Each line in the data holding "resting" should be listed.

# Material shown
********************

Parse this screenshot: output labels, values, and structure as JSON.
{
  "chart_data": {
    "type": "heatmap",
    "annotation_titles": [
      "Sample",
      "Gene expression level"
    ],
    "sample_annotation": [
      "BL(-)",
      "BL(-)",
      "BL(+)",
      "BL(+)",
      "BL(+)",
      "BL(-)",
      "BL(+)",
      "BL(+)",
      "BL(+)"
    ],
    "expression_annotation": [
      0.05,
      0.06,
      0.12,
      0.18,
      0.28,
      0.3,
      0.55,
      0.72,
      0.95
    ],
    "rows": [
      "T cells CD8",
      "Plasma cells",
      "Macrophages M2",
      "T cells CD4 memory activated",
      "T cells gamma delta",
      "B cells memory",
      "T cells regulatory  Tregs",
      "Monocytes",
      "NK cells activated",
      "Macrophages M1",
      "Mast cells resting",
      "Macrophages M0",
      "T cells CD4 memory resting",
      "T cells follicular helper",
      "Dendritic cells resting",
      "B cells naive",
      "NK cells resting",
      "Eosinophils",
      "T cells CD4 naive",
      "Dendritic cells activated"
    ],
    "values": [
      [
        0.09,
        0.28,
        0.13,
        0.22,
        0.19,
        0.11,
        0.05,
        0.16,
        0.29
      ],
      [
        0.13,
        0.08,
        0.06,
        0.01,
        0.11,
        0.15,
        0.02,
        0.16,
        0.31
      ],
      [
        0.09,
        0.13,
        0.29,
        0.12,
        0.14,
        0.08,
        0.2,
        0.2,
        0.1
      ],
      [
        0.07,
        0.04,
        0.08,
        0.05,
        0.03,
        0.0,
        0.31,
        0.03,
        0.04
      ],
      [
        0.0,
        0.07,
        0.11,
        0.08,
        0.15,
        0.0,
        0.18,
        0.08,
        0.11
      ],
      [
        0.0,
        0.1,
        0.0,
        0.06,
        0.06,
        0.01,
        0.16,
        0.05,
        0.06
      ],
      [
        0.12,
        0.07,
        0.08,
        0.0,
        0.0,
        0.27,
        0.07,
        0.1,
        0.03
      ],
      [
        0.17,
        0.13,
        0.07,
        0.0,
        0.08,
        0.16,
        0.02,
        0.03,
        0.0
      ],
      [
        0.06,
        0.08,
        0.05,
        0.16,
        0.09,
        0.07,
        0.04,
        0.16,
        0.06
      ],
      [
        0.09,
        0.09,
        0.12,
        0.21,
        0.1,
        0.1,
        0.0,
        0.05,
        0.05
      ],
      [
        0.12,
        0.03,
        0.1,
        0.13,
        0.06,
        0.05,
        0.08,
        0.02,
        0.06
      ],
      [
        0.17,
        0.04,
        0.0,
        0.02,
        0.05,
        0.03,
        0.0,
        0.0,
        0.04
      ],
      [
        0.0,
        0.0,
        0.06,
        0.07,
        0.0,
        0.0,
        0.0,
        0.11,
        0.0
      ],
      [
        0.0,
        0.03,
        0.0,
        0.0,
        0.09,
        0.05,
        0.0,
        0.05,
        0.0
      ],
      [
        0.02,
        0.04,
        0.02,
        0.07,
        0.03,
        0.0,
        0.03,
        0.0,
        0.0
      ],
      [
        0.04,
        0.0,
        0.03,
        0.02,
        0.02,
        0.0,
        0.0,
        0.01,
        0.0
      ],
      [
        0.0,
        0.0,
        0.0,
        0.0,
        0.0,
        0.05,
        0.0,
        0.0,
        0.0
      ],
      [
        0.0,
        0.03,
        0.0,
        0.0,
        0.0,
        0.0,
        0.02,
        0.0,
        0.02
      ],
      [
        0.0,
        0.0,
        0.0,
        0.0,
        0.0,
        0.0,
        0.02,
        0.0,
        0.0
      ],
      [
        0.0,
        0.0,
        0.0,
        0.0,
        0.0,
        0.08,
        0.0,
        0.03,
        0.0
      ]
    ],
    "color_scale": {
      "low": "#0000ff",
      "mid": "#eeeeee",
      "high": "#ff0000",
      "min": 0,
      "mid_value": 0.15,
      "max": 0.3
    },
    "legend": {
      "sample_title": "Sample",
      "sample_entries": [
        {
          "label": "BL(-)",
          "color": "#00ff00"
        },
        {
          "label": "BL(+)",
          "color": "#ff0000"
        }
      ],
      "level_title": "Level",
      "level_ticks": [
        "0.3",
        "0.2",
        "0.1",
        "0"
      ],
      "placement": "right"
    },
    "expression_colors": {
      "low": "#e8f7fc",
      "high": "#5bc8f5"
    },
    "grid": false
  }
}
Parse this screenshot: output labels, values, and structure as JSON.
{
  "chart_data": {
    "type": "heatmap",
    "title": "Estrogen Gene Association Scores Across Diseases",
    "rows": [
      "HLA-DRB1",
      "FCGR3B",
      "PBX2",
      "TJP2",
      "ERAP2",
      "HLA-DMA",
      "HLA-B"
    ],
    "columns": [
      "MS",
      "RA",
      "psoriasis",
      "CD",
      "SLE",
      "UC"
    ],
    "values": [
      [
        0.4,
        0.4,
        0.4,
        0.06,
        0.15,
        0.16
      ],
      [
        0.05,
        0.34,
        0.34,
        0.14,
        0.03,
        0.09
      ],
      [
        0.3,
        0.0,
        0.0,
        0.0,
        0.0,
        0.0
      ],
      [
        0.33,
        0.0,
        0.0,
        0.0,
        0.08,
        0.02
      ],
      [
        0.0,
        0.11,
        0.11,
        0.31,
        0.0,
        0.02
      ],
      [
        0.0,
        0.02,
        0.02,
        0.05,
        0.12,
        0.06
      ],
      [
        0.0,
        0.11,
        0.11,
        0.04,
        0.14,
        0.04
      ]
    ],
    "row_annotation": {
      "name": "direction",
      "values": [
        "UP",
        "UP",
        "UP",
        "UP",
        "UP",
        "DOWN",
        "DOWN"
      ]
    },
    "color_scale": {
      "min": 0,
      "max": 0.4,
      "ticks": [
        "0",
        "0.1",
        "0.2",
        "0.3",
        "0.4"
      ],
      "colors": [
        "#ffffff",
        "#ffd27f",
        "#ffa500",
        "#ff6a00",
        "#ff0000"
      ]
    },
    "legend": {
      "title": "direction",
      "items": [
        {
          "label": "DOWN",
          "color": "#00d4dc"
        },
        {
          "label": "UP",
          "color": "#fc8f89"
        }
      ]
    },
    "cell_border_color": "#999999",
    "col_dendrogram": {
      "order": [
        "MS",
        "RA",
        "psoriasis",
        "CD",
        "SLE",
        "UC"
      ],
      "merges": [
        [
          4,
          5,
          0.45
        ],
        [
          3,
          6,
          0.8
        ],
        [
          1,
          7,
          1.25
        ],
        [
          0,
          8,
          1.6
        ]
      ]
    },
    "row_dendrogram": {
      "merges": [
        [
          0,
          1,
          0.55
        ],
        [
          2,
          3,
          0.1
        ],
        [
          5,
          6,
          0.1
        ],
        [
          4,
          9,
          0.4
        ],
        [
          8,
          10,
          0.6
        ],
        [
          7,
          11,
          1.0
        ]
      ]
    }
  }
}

********************

# Output of the exercise
      "Mast cells resting",
      "T cells CD4 memory resting",
      "Dendritic cells resting",
      "NK cells resting",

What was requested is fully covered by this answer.